Stated goal:
All the data must come back unchanged, except that pictures are left out.

### Records for processing

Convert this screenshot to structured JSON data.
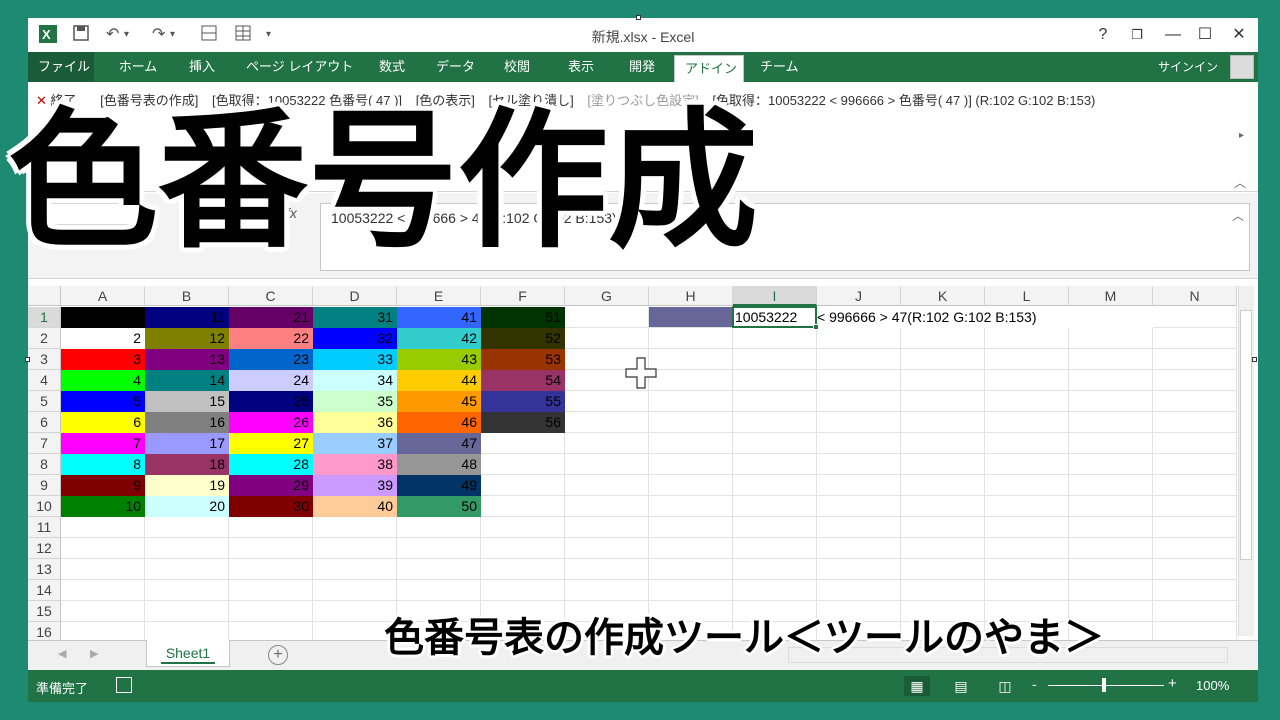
{
  "window": {
    "title": "新規.xlsx - Excel",
    "help_label": "?",
    "restore_label": "❐",
    "minimize_label": "—",
    "maximize_label": "☐",
    "close_label": "✕"
  },
  "quick_access": {
    "excel_icon": "excel-logo-icon",
    "save_icon": "save-icon",
    "undo_icon": "undo-icon",
    "redo_icon": "redo-icon",
    "form_icon": "form-icon",
    "table_icon": "table-icon",
    "customize_icon": "customize-dropdown-icon"
  },
  "ribbon": {
    "tabs": [
      "ファイル",
      "ホーム",
      "挿入",
      "ページ レイアウト",
      "数式",
      "データ",
      "校閲",
      "表示",
      "開発",
      "アドイン",
      "チーム"
    ],
    "active_tab": "アドイン",
    "signin": "サインイン"
  },
  "addin": {
    "close_label": "終了",
    "items": [
      "[色番号表の作成]",
      "[色取得：10053222 色番号( 47 )]",
      "[色の表示]",
      "[セル塗り潰し]",
      "[塗りつぶし色設定]",
      "[色取得：10053222 < 996666 >  色番号( 47 )] (R:102 G:102 B:153)"
    ],
    "disabled_index": 4
  },
  "formula_bar": {
    "fx_label": "fx",
    "formula_text": "10053222 < 996666 > 47(R:102 G:102 B:153)"
  },
  "grid": {
    "columns": [
      "A",
      "B",
      "C",
      "D",
      "E",
      "F",
      "G",
      "H",
      "I",
      "J",
      "K",
      "L",
      "M",
      "N"
    ],
    "selected_column": "I",
    "rows": [
      "1",
      "2",
      "3",
      "4",
      "5",
      "6",
      "7",
      "8",
      "9",
      "10",
      "11",
      "12",
      "13",
      "14",
      "15",
      "16"
    ],
    "selected_row": "1",
    "color_table": [
      [
        {
          "v": "1",
          "bg": "#000000"
        },
        {
          "v": "11",
          "bg": "#000080"
        },
        {
          "v": "21",
          "bg": "#660066"
        },
        {
          "v": "31",
          "bg": "#008080"
        },
        {
          "v": "41",
          "bg": "#3366FF"
        },
        {
          "v": "51",
          "bg": "#003300"
        }
      ],
      [
        {
          "v": "2",
          "bg": "#FFFFFF"
        },
        {
          "v": "12",
          "bg": "#808000"
        },
        {
          "v": "22",
          "bg": "#FF8080"
        },
        {
          "v": "32",
          "bg": "#0000FF"
        },
        {
          "v": "42",
          "bg": "#33CCCC"
        },
        {
          "v": "52",
          "bg": "#333300"
        }
      ],
      [
        {
          "v": "3",
          "bg": "#FF0000"
        },
        {
          "v": "13",
          "bg": "#800080"
        },
        {
          "v": "23",
          "bg": "#0066CC"
        },
        {
          "v": "33",
          "bg": "#00CCFF"
        },
        {
          "v": "43",
          "bg": "#99CC00"
        },
        {
          "v": "53",
          "bg": "#993300"
        }
      ],
      [
        {
          "v": "4",
          "bg": "#00FF00"
        },
        {
          "v": "14",
          "bg": "#008080"
        },
        {
          "v": "24",
          "bg": "#CCCCFF"
        },
        {
          "v": "34",
          "bg": "#CCFFFF"
        },
        {
          "v": "44",
          "bg": "#FFCC00"
        },
        {
          "v": "54",
          "bg": "#993366"
        }
      ],
      [
        {
          "v": "5",
          "bg": "#0000FF"
        },
        {
          "v": "15",
          "bg": "#C0C0C0"
        },
        {
          "v": "25",
          "bg": "#000080"
        },
        {
          "v": "35",
          "bg": "#CCFFCC"
        },
        {
          "v": "45",
          "bg": "#FF9900"
        },
        {
          "v": "55",
          "bg": "#333399"
        }
      ],
      [
        {
          "v": "6",
          "bg": "#FFFF00"
        },
        {
          "v": "16",
          "bg": "#808080"
        },
        {
          "v": "26",
          "bg": "#FF00FF"
        },
        {
          "v": "36",
          "bg": "#FFFF99"
        },
        {
          "v": "46",
          "bg": "#FF6600"
        },
        {
          "v": "56",
          "bg": "#333333"
        }
      ],
      [
        {
          "v": "7",
          "bg": "#FF00FF"
        },
        {
          "v": "17",
          "bg": "#9999FF"
        },
        {
          "v": "27",
          "bg": "#FFFF00"
        },
        {
          "v": "37",
          "bg": "#99CCFF"
        },
        {
          "v": "47",
          "bg": "#666699"
        }
      ],
      [
        {
          "v": "8",
          "bg": "#00FFFF"
        },
        {
          "v": "18",
          "bg": "#993366"
        },
        {
          "v": "28",
          "bg": "#00FFFF"
        },
        {
          "v": "38",
          "bg": "#FF99CC"
        },
        {
          "v": "48",
          "bg": "#969696"
        }
      ],
      [
        {
          "v": "9",
          "bg": "#800000"
        },
        {
          "v": "19",
          "bg": "#FFFFCC"
        },
        {
          "v": "29",
          "bg": "#800080"
        },
        {
          "v": "39",
          "bg": "#CC99FF"
        },
        {
          "v": "49",
          "bg": "#003366"
        }
      ],
      [
        {
          "v": "10",
          "bg": "#008000"
        },
        {
          "v": "20",
          "bg": "#CCFFFF"
        },
        {
          "v": "30",
          "bg": "#800000"
        },
        {
          "v": "40",
          "bg": "#FFCC99"
        },
        {
          "v": "50",
          "bg": "#339966"
        }
      ]
    ],
    "swatch_cell": {
      "col": "H",
      "row": "1",
      "bg": "#666699"
    },
    "active_cell": {
      "col": "I",
      "row": "1",
      "value": "10053222"
    },
    "overflow_text": "< 996666 > 47(R:102 G:102 B:153)"
  },
  "sheets": {
    "tabs": [
      "Sheet1"
    ],
    "add_label": "+"
  },
  "status": {
    "ready": "準備完了",
    "zoom": "100%",
    "zoom_minus": "-",
    "zoom_plus": "+"
  },
  "overlay": {
    "title": "色番号作成",
    "subtitle": "色番号表の作成ツール＜ツールのやま＞"
  }
}
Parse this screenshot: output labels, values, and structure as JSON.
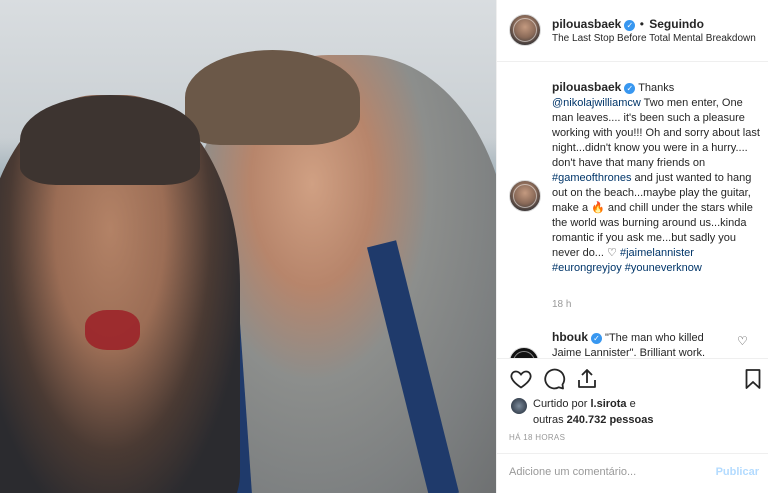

######

Complete answer:
Convert this screenshot to structured JSON data.
{
  "window": {
    "title": "新規.xlsx - Excel",
    "help_label": "?",
    "restore_label": "❐",
    "minimize_label": "—",
    "maximize_label": "☐",
    "close_label": "✕"
  },
  "quick_access": {
    "excel_icon": "excel-logo-icon",
    "save_icon": "save-icon",
    "undo_icon": "undo-icon",
    "redo_icon": "redo-icon",
    "form_icon": "form-icon",
    "table_icon": "table-icon",
    "customize_icon": "customize-dropdown-icon"
  },
  "ribbon": {
    "tabs": [
      "ファイル",
      "ホーム",
      "挿入",
      "ページ レイアウト",
      "数式",
      "データ",
      "校閲",
      "表示",
      "開発",
      "アドイン",
      "チーム"
    ],
    "active_tab": "アドイン",
    "signin": "サインイン"
  },
  "addin": {
    "close_label": "終了",
    "items": [
      "[色番号表の作成]",
      "[色取得：10053222 色番号( 47 )]",
      "[色の表示]",
      "[セル塗り潰し]",
      "[塗りつぶし色設定]",
      "[色取得：10053222 < 996666 >  色番号( 47 )] (R:102 G:102 B:153)"
    ],
    "disabled_index": 4
  },
  "formula_bar": {
    "fx_label": "fx",
    "formula_text": "10053222 < 996666 > 47(R:102 G:102 B:153)"
  },
  "grid": {
    "columns": [
      "A",
      "B",
      "C",
      "D",
      "E",
      "F",
      "G",
      "H",
      "I",
      "J",
      "K",
      "L",
      "M",
      "N"
    ],
    "selected_column": "I",
    "rows": [
      "1",
      "2",
      "3",
      "4",
      "5",
      "6",
      "7",
      "8",
      "9",
      "10",
      "11",
      "12",
      "13",
      "14",
      "15",
      "16"
    ],
    "selected_row": "1",
    "color_table": [
      [
        {
          "v": "1",
          "bg": "#000000"
        },
        {
          "v": "11",
          "bg": "#000080"
        },
        {
          "v": "21",
          "bg": "#660066"
        },
        {
          "v": "31",
          "bg": "#008080"
        },
        {
          "v": "41",
          "bg": "#3366FF"
        },
        {
          "v": "51",
          "bg": "#003300"
        }
      ],
      [
        {
          "v": "2",
          "bg": "#FFFFFF"
        },
        {
          "v": "12",
          "bg": "#808000"
        },
        {
          "v": "22",
          "bg": "#FF8080"
        },
        {
          "v": "32",
          "bg": "#0000FF"
        },
        {
          "v": "42",
          "bg": "#33CCCC"
        },
        {
          "v": "52",
          "bg": "#333300"
        }
      ],
      [
        {
          "v": "3",
          "bg": "#FF0000"
        },
        {
          "v": "13",
          "bg": "#800080"
        },
        {
          "v": "23",
          "bg": "#0066CC"
        },
        {
          "v": "33",
          "bg": "#00CCFF"
        },
        {
          "v": "43",
          "bg": "#99CC00"
        },
        {
          "v": "53",
          "bg": "#993300"
        }
      ],
      [
        {
          "v": "4",
          "bg": "#00FF00"
        },
        {
          "v": "14",
          "bg": "#008080"
        },
        {
          "v": "24",
          "bg": "#CCCCFF"
        },
        {
          "v": "34",
          "bg": "#CCFFFF"
        },
        {
          "v": "44",
          "bg": "#FFCC00"
        },
        {
          "v": "54",
          "bg": "#993366"
        }
      ],
      [
        {
          "v": "5",
          "bg": "#0000FF"
        },
        {
          "v": "15",
          "bg": "#C0C0C0"
        },
        {
          "v": "25",
          "bg": "#000080"
        },
        {
          "v": "35",
          "bg": "#CCFFCC"
        },
        {
          "v": "45",
          "bg": "#FF9900"
        },
        {
          "v": "55",
          "bg": "#333399"
        }
      ],
      [
        {
          "v": "6",
          "bg": "#FFFF00"
        },
        {
          "v": "16",
          "bg": "#808080"
        },
        {
          "v": "26",
          "bg": "#FF00FF"
        },
        {
          "v": "36",
          "bg": "#FFFF99"
        },
        {
          "v": "46",
          "bg": "#FF6600"
        },
        {
          "v": "56",
          "bg": "#333333"
        }
      ],
      [
        {
          "v": "7",
          "bg": "#FF00FF"
        },
        {
          "v": "17",
          "bg": "#9999FF"
        },
        {
          "v": "27",
          "bg": "#FFFF00"
        },
        {
          "v": "37",
          "bg": "#99CCFF"
        },
        {
          "v": "47",
          "bg": "#666699"
        }
      ],
      [
        {
          "v": "8",
          "bg": "#00FFFF"
        },
        {
          "v": "18",
          "bg": "#993366"
        },
        {
          "v": "28",
          "bg": "#00FFFF"
        },
        {
          "v": "38",
          "bg": "#FF99CC"
        },
        {
          "v": "48",
          "bg": "#969696"
        }
      ],
      [
        {
          "v": "9",
          "bg": "#800000"
        },
        {
          "v": "19",
          "bg": "#FFFFCC"
        },
        {
          "v": "29",
          "bg": "#800080"
        },
        {
          "v": "39",
          "bg": "#CC99FF"
        },
        {
          "v": "49",
          "bg": "#003366"
        }
      ],
      [
        {
          "v": "10",
          "bg": "#008000"
        },
        {
          "v": "20",
          "bg": "#CCFFFF"
        },
        {
          "v": "30",
          "bg": "#800000"
        },
        {
          "v": "40",
          "bg": "#FFCC99"
        },
        {
          "v": "50",
          "bg": "#339966"
        }
      ]
    ],
    "swatch_cell": {
      "col": "H",
      "row": "1",
      "bg": "#666699"
    },
    "active_cell": {
      "col": "I",
      "row": "1",
      "value": "10053222"
    },
    "overflow_text": "< 996666 > 47(R:102 G:102 B:153)"
  },
  "sheets": {
    "tabs": [
      "Sheet1"
    ],
    "add_label": "+"
  },
  "status": {
    "ready": "準備完了",
    "zoom": "100%",
    "zoom_minus": "-",
    "zoom_plus": "+"
  },
  "overlay": {
    "title": "色番号作成",
    "subtitle": "色番号表の作成ツール＜ツールのやま＞"
  }
}
Parse this screenshot: output labels, values, and structure as JSON.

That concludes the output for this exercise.